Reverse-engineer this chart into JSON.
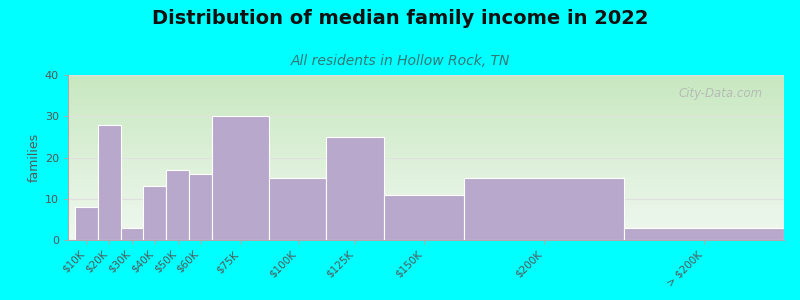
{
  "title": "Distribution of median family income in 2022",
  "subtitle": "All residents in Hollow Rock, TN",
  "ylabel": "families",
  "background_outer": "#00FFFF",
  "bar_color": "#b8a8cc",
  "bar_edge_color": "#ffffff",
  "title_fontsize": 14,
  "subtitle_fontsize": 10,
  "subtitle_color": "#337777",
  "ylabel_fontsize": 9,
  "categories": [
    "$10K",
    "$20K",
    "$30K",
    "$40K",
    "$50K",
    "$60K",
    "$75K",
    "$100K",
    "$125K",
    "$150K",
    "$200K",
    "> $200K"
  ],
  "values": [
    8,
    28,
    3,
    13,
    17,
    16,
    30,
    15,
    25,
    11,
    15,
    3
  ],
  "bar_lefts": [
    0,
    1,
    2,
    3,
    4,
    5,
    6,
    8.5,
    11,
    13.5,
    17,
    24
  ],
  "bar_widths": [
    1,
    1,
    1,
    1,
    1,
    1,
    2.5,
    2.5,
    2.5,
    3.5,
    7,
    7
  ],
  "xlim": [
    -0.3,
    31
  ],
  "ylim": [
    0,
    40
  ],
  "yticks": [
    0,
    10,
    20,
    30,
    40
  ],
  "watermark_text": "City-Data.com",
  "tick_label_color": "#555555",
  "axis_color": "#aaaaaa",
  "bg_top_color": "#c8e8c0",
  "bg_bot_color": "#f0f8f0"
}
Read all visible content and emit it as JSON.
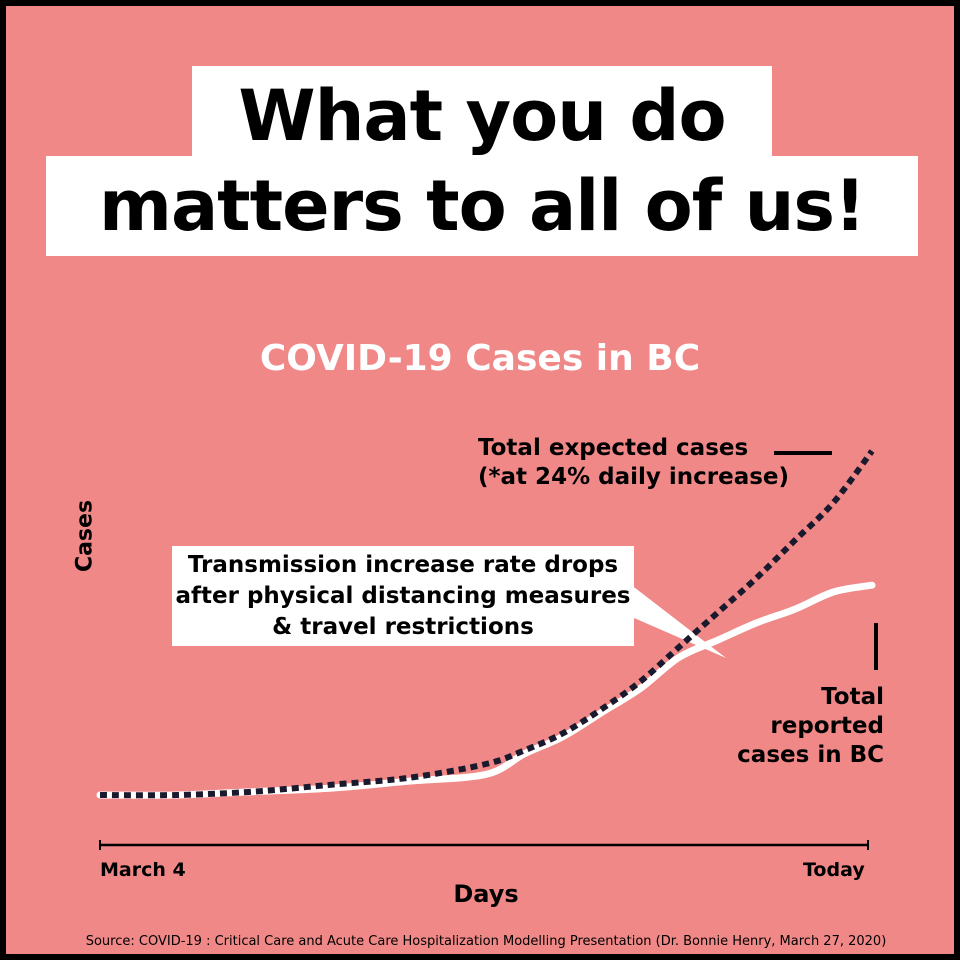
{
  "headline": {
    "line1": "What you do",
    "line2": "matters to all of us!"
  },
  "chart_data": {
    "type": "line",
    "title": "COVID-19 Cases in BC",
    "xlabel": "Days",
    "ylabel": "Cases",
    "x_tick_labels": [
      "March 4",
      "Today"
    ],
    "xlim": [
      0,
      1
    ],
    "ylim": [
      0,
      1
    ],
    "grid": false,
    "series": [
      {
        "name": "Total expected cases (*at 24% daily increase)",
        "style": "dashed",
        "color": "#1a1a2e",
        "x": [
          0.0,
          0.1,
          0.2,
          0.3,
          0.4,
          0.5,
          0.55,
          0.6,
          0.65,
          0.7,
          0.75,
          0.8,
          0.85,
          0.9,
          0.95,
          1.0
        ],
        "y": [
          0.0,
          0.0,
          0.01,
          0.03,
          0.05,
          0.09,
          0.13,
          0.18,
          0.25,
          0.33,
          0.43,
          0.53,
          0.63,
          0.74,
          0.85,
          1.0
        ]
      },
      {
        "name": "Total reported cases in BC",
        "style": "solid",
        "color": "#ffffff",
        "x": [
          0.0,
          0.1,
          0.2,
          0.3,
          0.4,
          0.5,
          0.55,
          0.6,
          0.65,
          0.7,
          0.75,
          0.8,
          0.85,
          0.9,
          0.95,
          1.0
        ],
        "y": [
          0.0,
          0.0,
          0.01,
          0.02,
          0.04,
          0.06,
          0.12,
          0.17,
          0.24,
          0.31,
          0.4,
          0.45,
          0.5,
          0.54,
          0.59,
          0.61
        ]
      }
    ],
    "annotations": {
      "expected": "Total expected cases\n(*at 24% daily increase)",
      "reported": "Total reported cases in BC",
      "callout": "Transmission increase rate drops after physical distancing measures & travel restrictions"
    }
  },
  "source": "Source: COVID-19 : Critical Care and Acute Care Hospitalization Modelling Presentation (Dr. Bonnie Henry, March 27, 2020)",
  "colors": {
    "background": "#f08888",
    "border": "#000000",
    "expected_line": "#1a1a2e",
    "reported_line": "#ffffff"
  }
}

What is being asked: Write out every record above exactly as it stands, but leave out the pictures.

Finished answer:
Reverse-engineer this chart into JSON.
{
  "title": "Distribution of median family income in 2022",
  "subtitle": "All residents in Hollow Rock, TN",
  "ylabel": "families",
  "background_outer": "#00FFFF",
  "bar_color": "#b8a8cc",
  "bar_edge_color": "#ffffff",
  "title_fontsize": 14,
  "subtitle_fontsize": 10,
  "subtitle_color": "#337777",
  "ylabel_fontsize": 9,
  "categories": [
    "$10K",
    "$20K",
    "$30K",
    "$40K",
    "$50K",
    "$60K",
    "$75K",
    "$100K",
    "$125K",
    "$150K",
    "$200K",
    "> $200K"
  ],
  "values": [
    8,
    28,
    3,
    13,
    17,
    16,
    30,
    15,
    25,
    11,
    15,
    3
  ],
  "bar_lefts": [
    0,
    1,
    2,
    3,
    4,
    5,
    6,
    8.5,
    11,
    13.5,
    17,
    24
  ],
  "bar_widths": [
    1,
    1,
    1,
    1,
    1,
    1,
    2.5,
    2.5,
    2.5,
    3.5,
    7,
    7
  ],
  "xlim": [
    -0.3,
    31
  ],
  "ylim": [
    0,
    40
  ],
  "yticks": [
    0,
    10,
    20,
    30,
    40
  ],
  "watermark_text": "City-Data.com",
  "tick_label_color": "#555555",
  "axis_color": "#aaaaaa",
  "bg_top_color": "#c8e8c0",
  "bg_bot_color": "#f0f8f0"
}
Read all visible content and emit it as JSON.
{
  "headline": {
    "line1": "What you do",
    "line2": "matters to all of us!"
  },
  "chart_data": {
    "type": "line",
    "title": "COVID-19 Cases in BC",
    "xlabel": "Days",
    "ylabel": "Cases",
    "x_tick_labels": [
      "March 4",
      "Today"
    ],
    "xlim": [
      0,
      1
    ],
    "ylim": [
      0,
      1
    ],
    "grid": false,
    "series": [
      {
        "name": "Total expected cases (*at 24% daily increase)",
        "style": "dashed",
        "color": "#1a1a2e",
        "x": [
          0.0,
          0.1,
          0.2,
          0.3,
          0.4,
          0.5,
          0.55,
          0.6,
          0.65,
          0.7,
          0.75,
          0.8,
          0.85,
          0.9,
          0.95,
          1.0
        ],
        "y": [
          0.0,
          0.0,
          0.01,
          0.03,
          0.05,
          0.09,
          0.13,
          0.18,
          0.25,
          0.33,
          0.43,
          0.53,
          0.63,
          0.74,
          0.85,
          1.0
        ]
      },
      {
        "name": "Total reported cases in BC",
        "style": "solid",
        "color": "#ffffff",
        "x": [
          0.0,
          0.1,
          0.2,
          0.3,
          0.4,
          0.5,
          0.55,
          0.6,
          0.65,
          0.7,
          0.75,
          0.8,
          0.85,
          0.9,
          0.95,
          1.0
        ],
        "y": [
          0.0,
          0.0,
          0.01,
          0.02,
          0.04,
          0.06,
          0.12,
          0.17,
          0.24,
          0.31,
          0.4,
          0.45,
          0.5,
          0.54,
          0.59,
          0.61
        ]
      }
    ],
    "annotations": {
      "expected": "Total expected cases\n(*at 24% daily increase)",
      "reported": "Total reported cases in BC",
      "callout": "Transmission increase rate drops after physical distancing measures & travel restrictions"
    }
  },
  "source": "Source: COVID-19 : Critical Care and Acute Care Hospitalization Modelling Presentation (Dr. Bonnie Henry, March 27, 2020)",
  "colors": {
    "background": "#f08888",
    "border": "#000000",
    "expected_line": "#1a1a2e",
    "reported_line": "#ffffff"
  }
}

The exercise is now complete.